| Given instruction |
Copy each line below that includes "Stainless".

| Data shown |

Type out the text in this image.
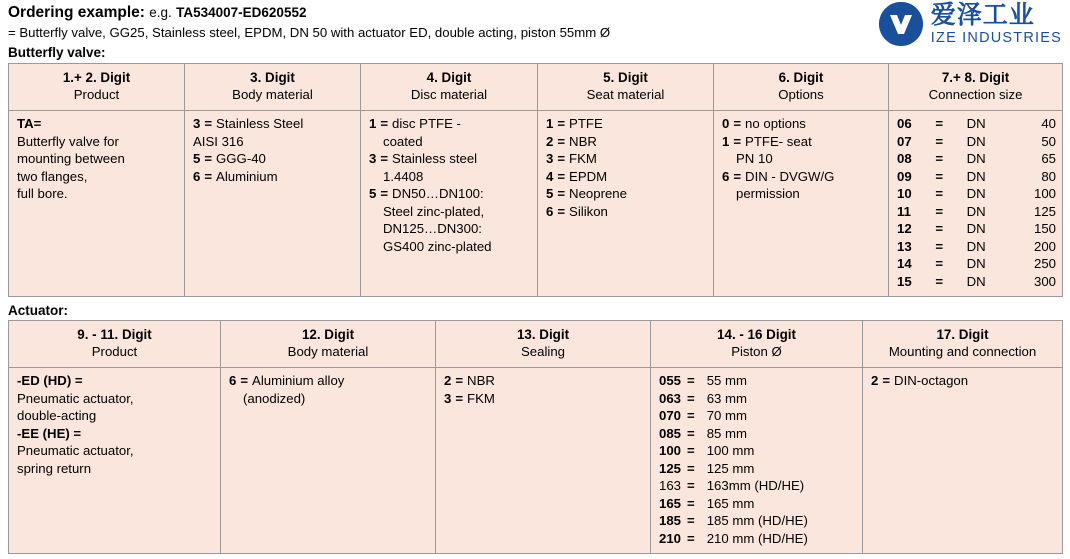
爱泽工业
IZE INDUSTRIES
Ordering example: e.g. TA534007-ED620552
= Butterfly valve, GG25, Stainless steel, EPDM, DN 50 with actuator ED, double acting, piston 55mm Ø
Butterfly valve:
1.+ 2. Digit
Product

3. Digit
Body material

4. Digit
Disc material

5. Digit
Seat material

6. Digit
Options

7.+ 8. Digit
Connection size

TA=
Butterfly valve for
mounting between
two flanges,
full bore.

3 = Stainless Steel
AISI 316
5 = GGG-40
6 = Aluminium

1 = disc PTFE -
coated
3 = Stainless steel
1.4408
5 = DN50…DN100:
Steel zinc-plated,
DN125…DN300:
GS400 zinc-plated

1 = PTFE
2 = NBR
3 = FKM
4 = EPDM
5 = Neoprene
6 = Silikon

0 = no options
1 = PTFE- seat
PN 10
6 = DIN - DVGW/G
permission

06	=	DN	40
07	=	DN	50
08	=	DN	65
09	=	DN	80
10	=	DN	100
11	=	DN	125
12	=	DN	150
13	=	DN	200
14	=	DN	250
15	=	DN	300
Actuator:
9. - 11. Digit
Product

12. Digit
Body material

13. Digit
Sealing

14. - 16 Digit
Piston Ø

17. Digit
Mounting and connection

-ED (HD) =
Pneumatic actuator,
double-acting
-EE (HE) =
Pneumatic actuator,
spring return

6 = Aluminium alloy
(anodized)

2 = NBR
3 = FKM

055 = 55 mm
063 = 63 mm
070 = 70 mm
085 = 85 mm
100 = 100 mm
125 = 125 mm
163 = 163mm (HD/HE)
165 = 165 mm
185 = 185 mm (HD/HE)
210 = 210 mm (HD/HE)

2 = DIN-octagon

| In response |
= Butterfly valve, GG25, Stainless steel, EPDM, DN 50 with actuator ED, double acting, piston 55mm Ø
3 = Stainless Steel
3 = Stainless steel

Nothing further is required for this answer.